Stored dataset items:
****

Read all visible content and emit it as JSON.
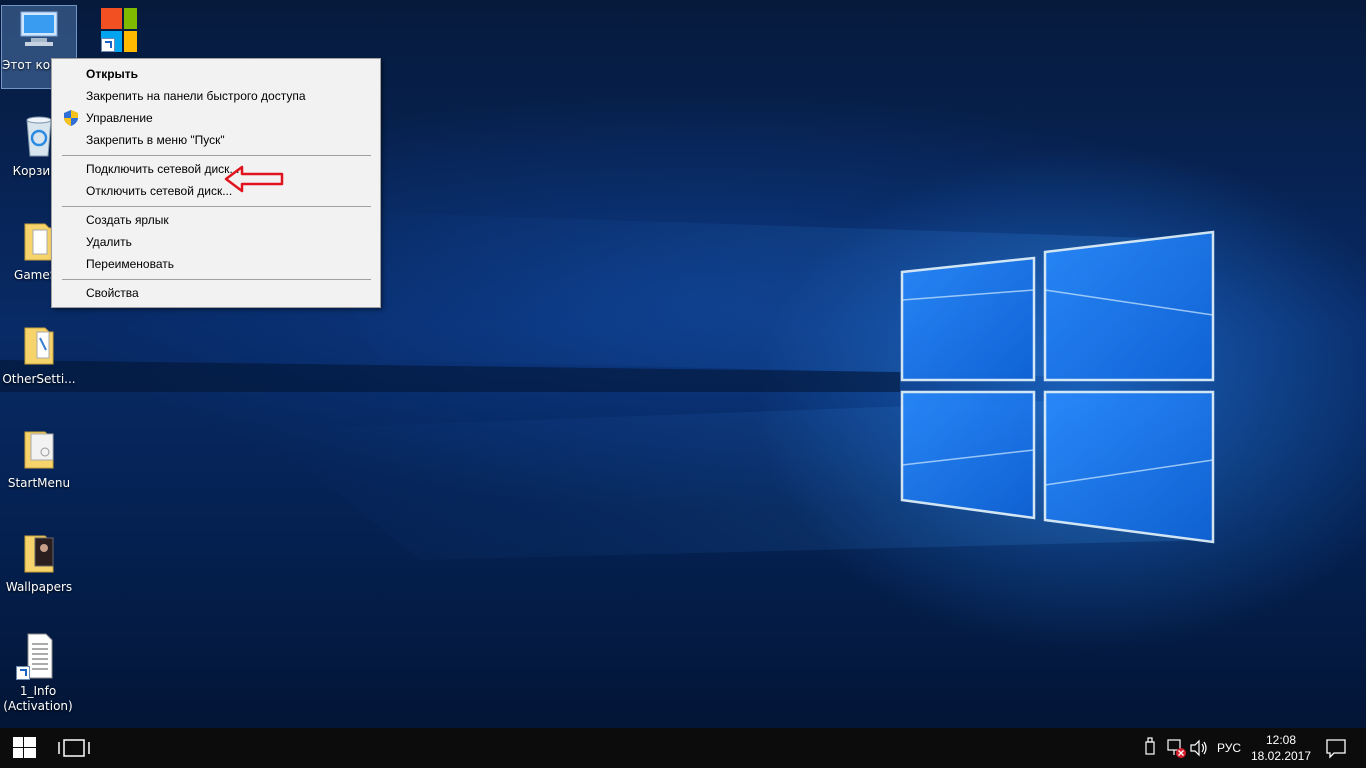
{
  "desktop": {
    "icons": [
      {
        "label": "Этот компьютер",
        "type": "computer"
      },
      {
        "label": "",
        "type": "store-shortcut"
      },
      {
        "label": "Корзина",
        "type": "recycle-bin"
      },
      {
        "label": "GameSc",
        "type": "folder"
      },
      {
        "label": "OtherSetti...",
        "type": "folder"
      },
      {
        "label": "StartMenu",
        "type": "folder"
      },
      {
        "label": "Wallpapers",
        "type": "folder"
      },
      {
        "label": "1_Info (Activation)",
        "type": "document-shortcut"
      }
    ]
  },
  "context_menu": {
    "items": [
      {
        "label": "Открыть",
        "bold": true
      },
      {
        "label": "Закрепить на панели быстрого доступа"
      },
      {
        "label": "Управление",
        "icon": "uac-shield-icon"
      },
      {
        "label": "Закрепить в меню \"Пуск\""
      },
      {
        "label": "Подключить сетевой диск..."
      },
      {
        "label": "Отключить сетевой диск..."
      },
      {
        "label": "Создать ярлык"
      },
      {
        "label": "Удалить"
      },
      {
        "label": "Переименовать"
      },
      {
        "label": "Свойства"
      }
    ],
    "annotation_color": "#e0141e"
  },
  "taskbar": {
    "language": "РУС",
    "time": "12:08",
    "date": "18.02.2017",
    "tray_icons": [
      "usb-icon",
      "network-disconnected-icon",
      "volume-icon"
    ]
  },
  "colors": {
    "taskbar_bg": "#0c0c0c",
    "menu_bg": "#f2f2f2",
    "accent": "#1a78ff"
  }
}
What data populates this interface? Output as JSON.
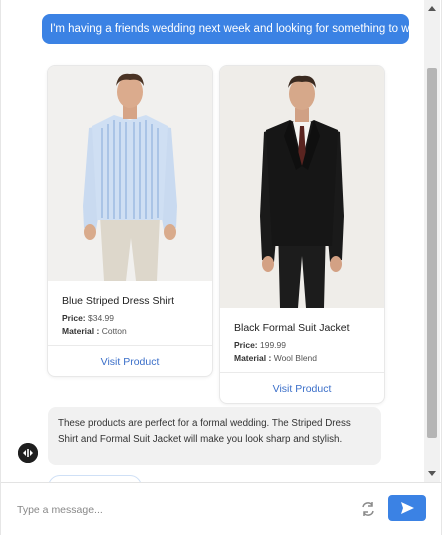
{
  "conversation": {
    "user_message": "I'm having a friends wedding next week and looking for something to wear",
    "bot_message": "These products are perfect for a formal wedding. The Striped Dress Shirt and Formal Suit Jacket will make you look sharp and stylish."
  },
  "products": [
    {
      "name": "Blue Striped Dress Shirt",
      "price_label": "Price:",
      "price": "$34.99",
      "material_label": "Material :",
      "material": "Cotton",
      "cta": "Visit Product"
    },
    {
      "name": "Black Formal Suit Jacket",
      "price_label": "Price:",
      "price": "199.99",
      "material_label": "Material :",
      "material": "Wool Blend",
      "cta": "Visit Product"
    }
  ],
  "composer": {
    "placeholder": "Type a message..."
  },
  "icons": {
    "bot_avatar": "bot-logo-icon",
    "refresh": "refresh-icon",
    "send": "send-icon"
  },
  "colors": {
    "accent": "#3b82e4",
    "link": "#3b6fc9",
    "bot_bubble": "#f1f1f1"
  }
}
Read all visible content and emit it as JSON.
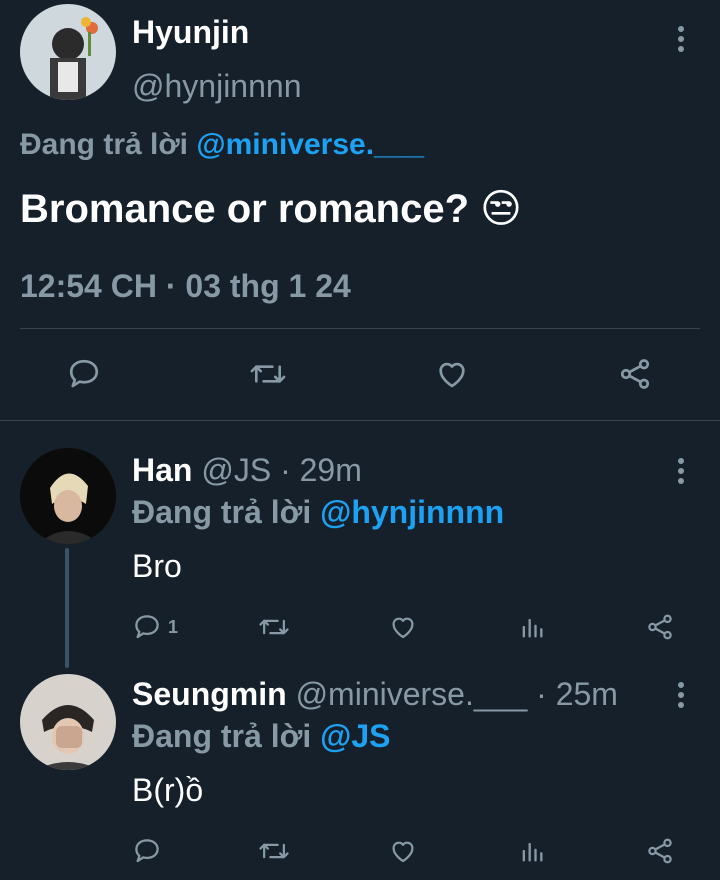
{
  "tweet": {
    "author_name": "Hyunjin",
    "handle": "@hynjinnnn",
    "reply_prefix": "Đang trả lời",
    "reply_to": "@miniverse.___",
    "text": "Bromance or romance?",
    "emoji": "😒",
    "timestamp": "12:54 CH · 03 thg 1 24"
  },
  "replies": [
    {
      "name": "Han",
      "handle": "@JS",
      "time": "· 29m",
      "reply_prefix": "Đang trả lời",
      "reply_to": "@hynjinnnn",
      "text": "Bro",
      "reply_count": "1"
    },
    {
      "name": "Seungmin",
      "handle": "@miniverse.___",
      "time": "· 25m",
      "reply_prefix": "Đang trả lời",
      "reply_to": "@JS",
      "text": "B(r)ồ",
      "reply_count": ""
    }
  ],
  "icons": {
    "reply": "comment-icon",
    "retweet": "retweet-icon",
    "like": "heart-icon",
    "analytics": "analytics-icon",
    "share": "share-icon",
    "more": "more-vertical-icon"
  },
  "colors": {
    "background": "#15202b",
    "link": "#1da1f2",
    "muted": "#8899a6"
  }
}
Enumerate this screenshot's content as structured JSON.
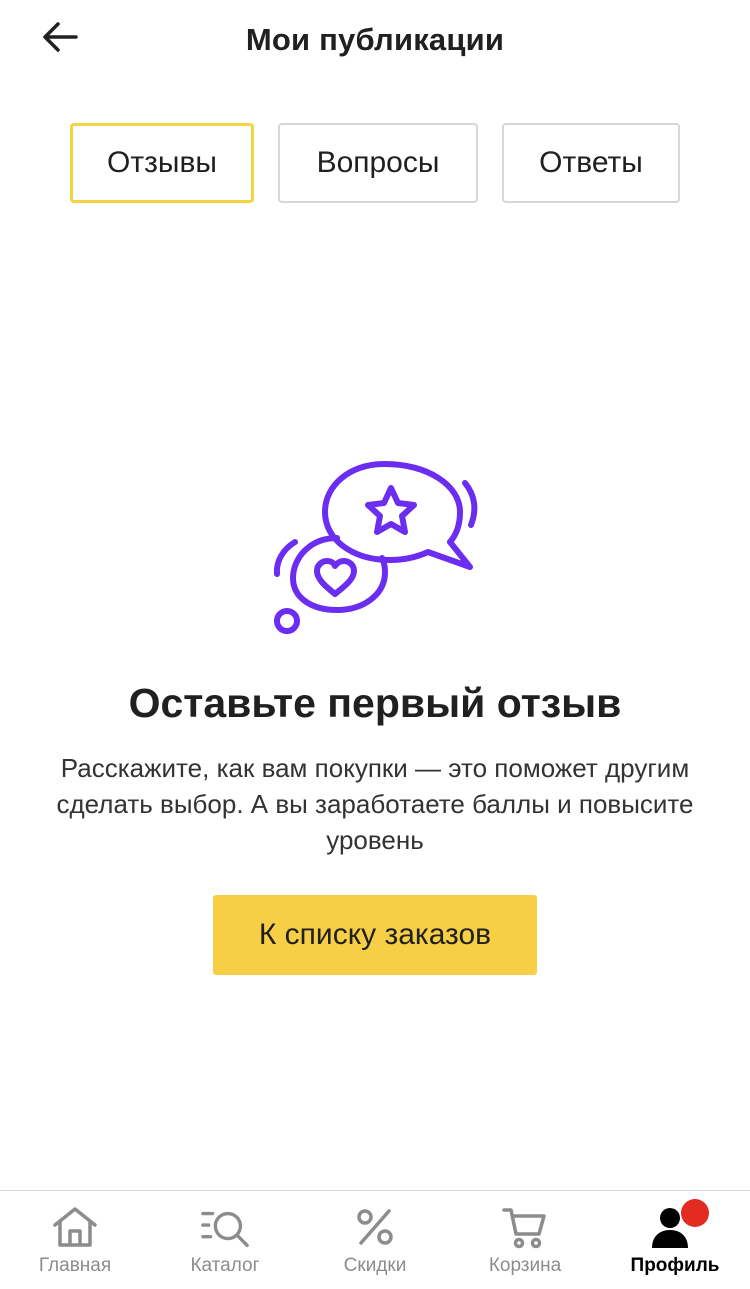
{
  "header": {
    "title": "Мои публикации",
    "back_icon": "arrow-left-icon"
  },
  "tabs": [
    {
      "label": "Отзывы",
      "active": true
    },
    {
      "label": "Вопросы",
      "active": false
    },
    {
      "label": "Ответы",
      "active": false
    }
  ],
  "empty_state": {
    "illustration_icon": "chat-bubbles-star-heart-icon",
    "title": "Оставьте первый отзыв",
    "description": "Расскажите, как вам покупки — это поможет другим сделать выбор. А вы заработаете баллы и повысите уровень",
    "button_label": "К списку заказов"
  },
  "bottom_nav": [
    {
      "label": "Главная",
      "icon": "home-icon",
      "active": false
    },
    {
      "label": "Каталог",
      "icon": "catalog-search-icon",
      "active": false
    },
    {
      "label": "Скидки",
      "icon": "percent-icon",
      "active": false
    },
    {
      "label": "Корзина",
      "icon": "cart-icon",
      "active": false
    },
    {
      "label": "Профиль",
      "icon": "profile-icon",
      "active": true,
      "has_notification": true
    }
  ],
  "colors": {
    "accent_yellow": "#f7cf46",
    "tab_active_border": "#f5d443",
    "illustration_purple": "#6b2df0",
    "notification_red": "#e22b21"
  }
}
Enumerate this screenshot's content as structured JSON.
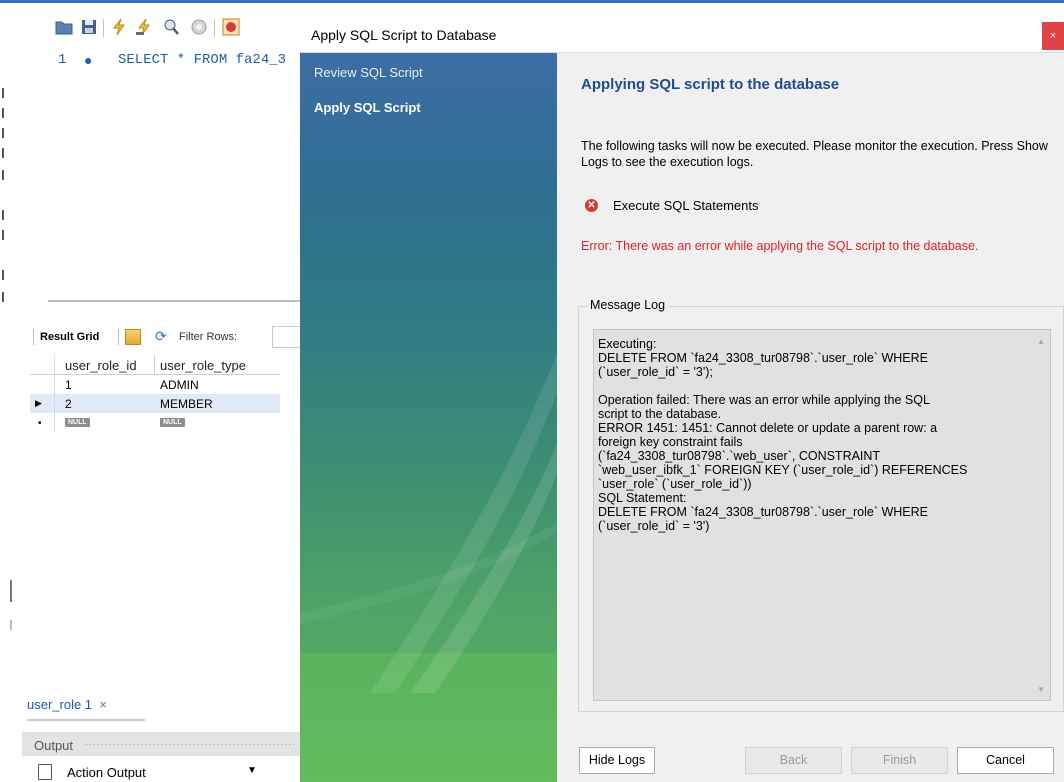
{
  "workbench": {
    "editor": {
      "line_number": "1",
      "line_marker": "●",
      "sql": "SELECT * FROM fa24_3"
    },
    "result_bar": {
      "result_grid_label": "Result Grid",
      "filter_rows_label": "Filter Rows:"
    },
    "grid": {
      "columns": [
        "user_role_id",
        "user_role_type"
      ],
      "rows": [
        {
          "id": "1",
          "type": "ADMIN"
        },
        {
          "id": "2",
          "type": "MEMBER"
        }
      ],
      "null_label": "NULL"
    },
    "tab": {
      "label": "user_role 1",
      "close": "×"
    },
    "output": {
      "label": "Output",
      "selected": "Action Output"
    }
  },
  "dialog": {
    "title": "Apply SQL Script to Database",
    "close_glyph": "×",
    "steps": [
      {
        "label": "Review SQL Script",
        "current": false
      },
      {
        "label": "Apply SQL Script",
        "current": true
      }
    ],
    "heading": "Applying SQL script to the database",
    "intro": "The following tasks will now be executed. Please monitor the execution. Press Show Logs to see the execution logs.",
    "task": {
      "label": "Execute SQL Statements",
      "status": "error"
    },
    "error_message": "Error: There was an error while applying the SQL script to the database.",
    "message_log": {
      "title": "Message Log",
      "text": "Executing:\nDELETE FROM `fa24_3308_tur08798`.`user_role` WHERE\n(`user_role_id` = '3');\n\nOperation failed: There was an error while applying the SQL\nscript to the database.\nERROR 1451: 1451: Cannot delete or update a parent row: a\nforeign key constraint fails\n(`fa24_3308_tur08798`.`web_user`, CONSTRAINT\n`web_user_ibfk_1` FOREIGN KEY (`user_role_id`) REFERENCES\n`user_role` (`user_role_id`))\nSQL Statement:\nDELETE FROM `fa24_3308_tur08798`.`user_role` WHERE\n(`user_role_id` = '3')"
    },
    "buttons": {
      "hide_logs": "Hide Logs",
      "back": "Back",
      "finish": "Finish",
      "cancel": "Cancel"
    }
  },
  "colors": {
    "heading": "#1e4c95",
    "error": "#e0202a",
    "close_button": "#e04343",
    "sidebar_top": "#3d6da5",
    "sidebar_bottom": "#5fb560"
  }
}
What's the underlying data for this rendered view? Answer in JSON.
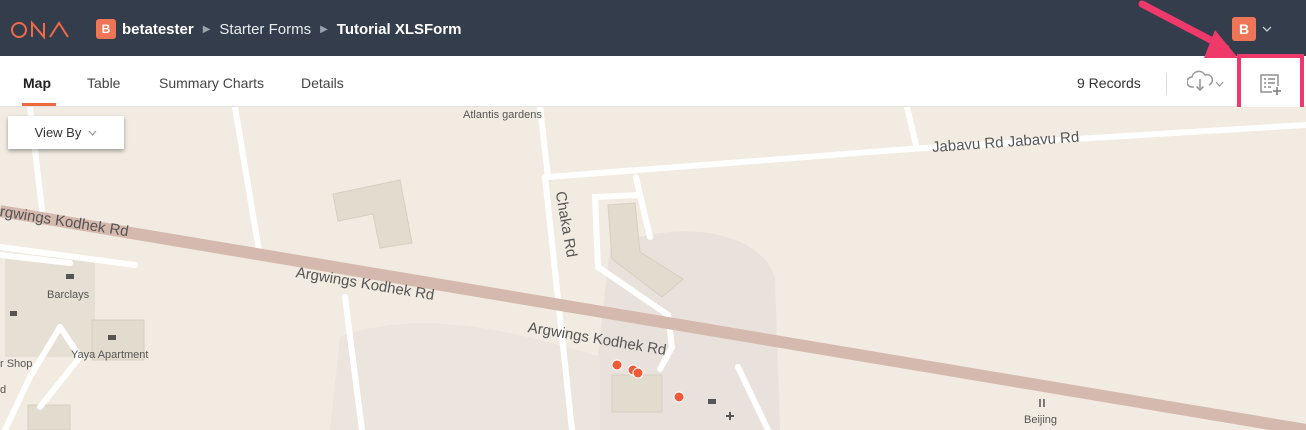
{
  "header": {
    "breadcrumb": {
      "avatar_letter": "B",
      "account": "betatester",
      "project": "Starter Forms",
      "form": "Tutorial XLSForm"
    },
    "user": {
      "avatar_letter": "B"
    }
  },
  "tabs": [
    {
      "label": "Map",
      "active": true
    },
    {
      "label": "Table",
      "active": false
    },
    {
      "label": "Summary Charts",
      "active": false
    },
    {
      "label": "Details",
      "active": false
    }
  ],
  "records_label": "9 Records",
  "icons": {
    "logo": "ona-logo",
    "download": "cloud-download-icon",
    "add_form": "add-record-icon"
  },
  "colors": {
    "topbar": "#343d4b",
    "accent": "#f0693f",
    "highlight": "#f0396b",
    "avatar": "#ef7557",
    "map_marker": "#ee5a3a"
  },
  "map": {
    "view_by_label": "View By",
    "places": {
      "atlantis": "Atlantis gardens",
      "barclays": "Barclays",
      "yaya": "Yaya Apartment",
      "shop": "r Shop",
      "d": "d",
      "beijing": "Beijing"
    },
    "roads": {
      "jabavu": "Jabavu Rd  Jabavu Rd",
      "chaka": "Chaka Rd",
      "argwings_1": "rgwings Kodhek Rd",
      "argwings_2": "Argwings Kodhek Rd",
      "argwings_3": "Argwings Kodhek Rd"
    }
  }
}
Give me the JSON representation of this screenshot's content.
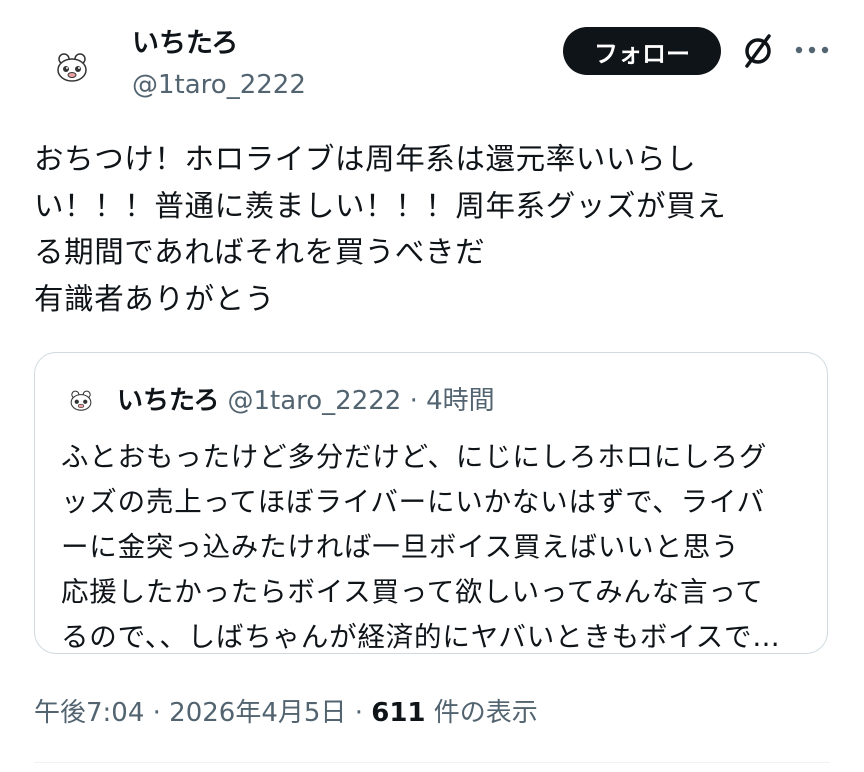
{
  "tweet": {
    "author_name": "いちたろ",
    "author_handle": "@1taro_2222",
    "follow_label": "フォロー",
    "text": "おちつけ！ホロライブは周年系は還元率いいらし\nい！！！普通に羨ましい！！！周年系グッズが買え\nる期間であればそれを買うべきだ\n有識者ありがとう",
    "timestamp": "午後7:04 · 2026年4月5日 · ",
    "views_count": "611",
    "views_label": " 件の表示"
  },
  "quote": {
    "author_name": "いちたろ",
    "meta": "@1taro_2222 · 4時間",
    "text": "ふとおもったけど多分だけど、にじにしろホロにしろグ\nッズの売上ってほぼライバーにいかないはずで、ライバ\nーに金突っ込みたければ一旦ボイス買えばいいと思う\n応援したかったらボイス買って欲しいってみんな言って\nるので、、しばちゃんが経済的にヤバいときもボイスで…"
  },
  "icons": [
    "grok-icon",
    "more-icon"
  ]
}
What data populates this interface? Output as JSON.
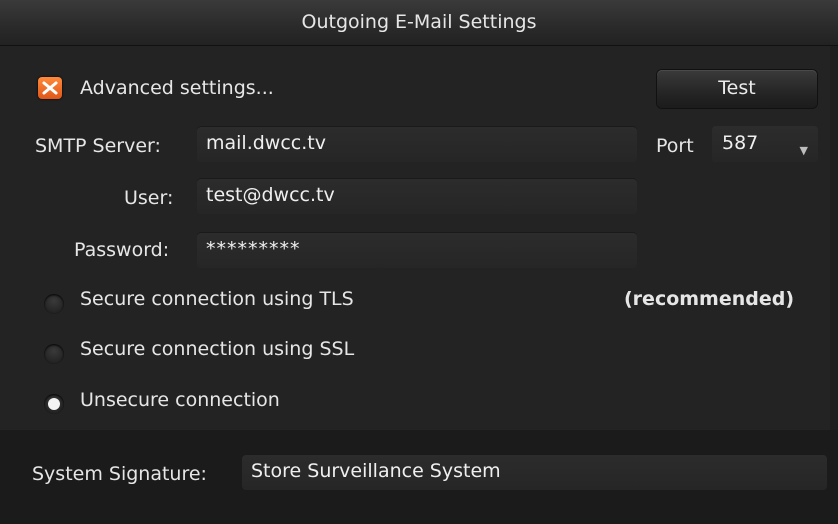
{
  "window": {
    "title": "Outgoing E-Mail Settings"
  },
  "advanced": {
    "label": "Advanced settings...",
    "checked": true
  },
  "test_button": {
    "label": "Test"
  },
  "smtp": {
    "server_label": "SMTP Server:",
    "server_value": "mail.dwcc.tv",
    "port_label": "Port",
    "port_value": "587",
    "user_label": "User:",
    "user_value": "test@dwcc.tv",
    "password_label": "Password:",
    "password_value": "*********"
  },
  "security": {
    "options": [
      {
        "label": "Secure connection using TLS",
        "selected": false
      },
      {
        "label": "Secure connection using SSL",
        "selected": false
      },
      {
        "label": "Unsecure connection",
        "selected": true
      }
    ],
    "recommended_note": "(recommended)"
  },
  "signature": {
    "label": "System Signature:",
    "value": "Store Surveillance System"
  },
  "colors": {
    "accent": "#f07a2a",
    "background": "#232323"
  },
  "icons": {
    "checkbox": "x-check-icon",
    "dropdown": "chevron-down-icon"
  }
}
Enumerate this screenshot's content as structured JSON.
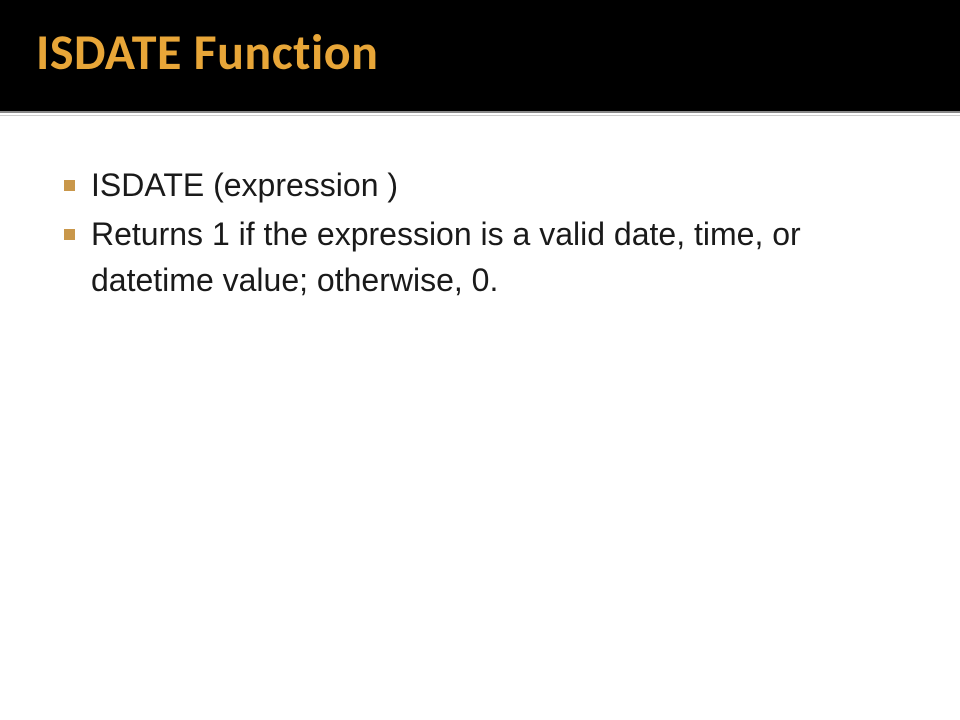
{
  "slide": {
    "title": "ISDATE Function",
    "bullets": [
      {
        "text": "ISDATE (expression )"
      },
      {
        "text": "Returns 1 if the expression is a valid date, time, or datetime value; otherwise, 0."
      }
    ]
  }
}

****

WRITTEN EXERCISE >> Look over the records above and copy each line that includes the string "Shirt".

TASK SOLUTION >>
    "bot_message": "These products are perfect for a formal wedding. The Striped Dress Shirt and Formal Suit Jacket will make you look sharp and stylish."
      "name": "Blue Striped Dress Shirt",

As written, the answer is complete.